-- start Input data --
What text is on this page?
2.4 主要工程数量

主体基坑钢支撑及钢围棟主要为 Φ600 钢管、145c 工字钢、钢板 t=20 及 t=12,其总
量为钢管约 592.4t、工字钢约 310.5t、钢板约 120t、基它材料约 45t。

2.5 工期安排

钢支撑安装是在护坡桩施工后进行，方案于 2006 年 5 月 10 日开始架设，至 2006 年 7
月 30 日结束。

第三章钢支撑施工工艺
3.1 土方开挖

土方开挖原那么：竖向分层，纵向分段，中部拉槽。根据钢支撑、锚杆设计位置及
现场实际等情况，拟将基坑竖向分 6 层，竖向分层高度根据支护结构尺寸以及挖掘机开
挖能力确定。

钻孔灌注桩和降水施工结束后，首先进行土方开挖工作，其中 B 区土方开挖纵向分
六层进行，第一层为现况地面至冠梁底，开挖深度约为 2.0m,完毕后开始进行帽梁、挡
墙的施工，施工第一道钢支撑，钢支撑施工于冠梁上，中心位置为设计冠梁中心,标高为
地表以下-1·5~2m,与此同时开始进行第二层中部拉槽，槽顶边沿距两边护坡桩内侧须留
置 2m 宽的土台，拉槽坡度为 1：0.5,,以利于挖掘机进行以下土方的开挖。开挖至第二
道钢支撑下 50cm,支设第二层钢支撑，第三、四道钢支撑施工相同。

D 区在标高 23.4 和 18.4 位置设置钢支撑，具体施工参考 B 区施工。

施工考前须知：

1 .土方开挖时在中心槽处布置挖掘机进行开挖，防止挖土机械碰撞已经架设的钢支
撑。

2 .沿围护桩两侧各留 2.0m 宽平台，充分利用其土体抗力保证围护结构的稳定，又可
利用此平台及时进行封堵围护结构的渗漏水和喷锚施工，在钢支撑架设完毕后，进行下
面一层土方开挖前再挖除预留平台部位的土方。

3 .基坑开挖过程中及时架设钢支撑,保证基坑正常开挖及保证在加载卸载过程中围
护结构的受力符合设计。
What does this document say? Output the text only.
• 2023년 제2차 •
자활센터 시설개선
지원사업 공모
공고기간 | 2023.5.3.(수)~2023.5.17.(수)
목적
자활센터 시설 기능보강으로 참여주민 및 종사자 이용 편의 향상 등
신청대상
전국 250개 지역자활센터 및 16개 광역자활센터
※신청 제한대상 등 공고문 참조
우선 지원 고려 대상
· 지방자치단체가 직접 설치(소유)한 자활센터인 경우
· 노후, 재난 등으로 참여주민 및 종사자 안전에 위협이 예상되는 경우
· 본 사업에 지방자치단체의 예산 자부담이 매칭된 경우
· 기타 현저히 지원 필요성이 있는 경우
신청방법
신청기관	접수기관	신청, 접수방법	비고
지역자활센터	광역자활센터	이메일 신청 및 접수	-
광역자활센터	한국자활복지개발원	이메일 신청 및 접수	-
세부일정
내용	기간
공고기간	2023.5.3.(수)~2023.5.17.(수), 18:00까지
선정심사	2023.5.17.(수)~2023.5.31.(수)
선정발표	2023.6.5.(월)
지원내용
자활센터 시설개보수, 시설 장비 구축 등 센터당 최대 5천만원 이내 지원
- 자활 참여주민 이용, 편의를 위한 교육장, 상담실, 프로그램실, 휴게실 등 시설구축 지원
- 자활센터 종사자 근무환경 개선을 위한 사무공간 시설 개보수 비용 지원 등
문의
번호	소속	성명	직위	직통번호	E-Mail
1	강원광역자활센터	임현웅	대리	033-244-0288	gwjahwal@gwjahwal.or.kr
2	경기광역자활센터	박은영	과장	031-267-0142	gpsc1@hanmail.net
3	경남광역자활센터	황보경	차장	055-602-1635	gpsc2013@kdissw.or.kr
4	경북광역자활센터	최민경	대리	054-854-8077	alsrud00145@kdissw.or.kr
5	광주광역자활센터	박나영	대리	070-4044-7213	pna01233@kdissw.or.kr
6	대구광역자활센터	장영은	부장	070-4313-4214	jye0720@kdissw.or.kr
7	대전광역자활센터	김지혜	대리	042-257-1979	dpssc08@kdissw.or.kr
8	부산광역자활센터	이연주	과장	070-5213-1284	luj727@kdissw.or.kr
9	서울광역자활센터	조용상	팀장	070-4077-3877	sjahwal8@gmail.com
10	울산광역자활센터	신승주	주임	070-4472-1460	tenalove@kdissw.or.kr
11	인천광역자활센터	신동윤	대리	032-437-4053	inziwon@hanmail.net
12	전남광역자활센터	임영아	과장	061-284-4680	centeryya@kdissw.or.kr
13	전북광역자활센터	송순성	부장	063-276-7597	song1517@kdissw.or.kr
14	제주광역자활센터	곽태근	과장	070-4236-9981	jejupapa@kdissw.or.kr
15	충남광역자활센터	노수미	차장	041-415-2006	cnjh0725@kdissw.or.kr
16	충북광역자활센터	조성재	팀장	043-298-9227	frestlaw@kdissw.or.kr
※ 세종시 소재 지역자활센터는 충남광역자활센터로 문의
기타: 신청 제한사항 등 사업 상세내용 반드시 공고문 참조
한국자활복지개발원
-- end Input data --
### Problem to solve
Using the records above, pull out each line where the word "한국자활복지개발원" occurs.

### Solved problem
광역자활센터	한국자활복지개발원	이메일 신청 및 접수	-
한국자활복지개발원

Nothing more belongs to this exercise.